From the listing below, return each line that includes "Abstand".

.....

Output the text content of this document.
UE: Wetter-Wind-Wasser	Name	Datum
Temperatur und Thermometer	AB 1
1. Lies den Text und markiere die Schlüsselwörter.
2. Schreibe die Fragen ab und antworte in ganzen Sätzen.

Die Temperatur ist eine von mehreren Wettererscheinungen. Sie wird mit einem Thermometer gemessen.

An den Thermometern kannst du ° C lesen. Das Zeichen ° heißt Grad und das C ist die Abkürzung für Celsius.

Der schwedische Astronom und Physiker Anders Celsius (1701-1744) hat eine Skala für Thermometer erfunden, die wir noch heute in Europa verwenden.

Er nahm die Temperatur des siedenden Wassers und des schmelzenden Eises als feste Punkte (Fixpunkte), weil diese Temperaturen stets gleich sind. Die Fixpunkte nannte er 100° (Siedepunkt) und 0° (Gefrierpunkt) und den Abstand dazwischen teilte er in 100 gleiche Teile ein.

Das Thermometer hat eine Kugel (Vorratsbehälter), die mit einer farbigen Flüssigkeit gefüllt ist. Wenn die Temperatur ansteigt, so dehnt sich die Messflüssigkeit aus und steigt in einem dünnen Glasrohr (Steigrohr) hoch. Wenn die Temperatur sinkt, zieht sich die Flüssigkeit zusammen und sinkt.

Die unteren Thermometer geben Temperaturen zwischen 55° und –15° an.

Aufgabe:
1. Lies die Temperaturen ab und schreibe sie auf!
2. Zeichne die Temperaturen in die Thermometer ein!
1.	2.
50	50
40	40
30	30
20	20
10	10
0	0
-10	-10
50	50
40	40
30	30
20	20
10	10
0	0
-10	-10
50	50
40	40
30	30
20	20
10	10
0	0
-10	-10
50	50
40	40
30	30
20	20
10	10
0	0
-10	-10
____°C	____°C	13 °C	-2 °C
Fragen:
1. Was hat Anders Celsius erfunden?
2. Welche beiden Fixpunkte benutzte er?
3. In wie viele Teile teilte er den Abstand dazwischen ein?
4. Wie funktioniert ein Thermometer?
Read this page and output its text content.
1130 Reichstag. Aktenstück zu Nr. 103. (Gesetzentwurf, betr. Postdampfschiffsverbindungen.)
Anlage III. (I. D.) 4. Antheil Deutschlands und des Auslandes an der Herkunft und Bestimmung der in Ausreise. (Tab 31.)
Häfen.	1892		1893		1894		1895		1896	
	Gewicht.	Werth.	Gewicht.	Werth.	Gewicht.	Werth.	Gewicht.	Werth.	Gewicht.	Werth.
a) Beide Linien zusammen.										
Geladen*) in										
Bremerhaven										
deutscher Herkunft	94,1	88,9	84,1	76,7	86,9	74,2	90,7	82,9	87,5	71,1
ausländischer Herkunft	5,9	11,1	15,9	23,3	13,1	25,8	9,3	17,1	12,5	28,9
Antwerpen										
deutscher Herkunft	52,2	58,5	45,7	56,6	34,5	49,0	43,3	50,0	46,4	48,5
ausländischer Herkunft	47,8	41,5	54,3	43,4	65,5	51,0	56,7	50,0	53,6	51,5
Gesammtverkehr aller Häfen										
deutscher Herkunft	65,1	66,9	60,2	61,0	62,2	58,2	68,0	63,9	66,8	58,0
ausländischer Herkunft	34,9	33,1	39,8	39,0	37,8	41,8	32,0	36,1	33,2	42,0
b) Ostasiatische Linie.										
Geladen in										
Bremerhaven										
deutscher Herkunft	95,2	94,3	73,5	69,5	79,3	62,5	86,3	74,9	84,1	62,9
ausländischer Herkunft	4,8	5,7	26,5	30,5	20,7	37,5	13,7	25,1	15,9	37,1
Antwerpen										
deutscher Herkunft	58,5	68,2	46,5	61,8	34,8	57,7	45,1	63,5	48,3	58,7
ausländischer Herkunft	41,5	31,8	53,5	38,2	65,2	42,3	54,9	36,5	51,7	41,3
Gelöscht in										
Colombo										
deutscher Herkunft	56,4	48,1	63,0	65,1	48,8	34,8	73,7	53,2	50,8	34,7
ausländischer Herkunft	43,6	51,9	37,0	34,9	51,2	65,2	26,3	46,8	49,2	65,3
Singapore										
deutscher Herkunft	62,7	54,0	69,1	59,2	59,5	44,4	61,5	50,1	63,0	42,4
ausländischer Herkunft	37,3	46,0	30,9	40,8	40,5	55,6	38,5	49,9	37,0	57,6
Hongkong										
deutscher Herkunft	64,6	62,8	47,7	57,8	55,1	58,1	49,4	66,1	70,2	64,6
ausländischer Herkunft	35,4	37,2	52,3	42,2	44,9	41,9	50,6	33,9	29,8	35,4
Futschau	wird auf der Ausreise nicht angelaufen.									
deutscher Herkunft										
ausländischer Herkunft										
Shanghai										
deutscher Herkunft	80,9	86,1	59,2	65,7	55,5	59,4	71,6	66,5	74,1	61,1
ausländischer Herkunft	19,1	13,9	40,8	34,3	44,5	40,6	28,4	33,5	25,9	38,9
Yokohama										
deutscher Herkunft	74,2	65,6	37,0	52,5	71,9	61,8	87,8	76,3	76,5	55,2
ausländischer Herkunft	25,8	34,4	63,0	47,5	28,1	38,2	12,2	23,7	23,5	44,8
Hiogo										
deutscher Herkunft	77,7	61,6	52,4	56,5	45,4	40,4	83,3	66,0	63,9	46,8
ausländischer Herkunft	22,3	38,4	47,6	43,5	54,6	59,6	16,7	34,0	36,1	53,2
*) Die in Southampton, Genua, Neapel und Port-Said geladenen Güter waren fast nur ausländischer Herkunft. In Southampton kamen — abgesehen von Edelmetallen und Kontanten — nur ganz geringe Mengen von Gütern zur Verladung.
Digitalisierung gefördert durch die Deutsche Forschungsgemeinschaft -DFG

.....

** Response for this exercise **
Er nahm die Temperatur des siedenden Wassers und des schmelzenden Eises als feste Punkte (Fixpunkte), weil diese Temperaturen stets gleich sind. Die Fixpunkte nannte er 100° (Siedepunkt) und 0° (Gefrierpunkt) und den Abstand dazwischen teilte er in 100 gleiche Teile ein.
3. In wie viele Teile teilte er den Abstand dazwischen ein?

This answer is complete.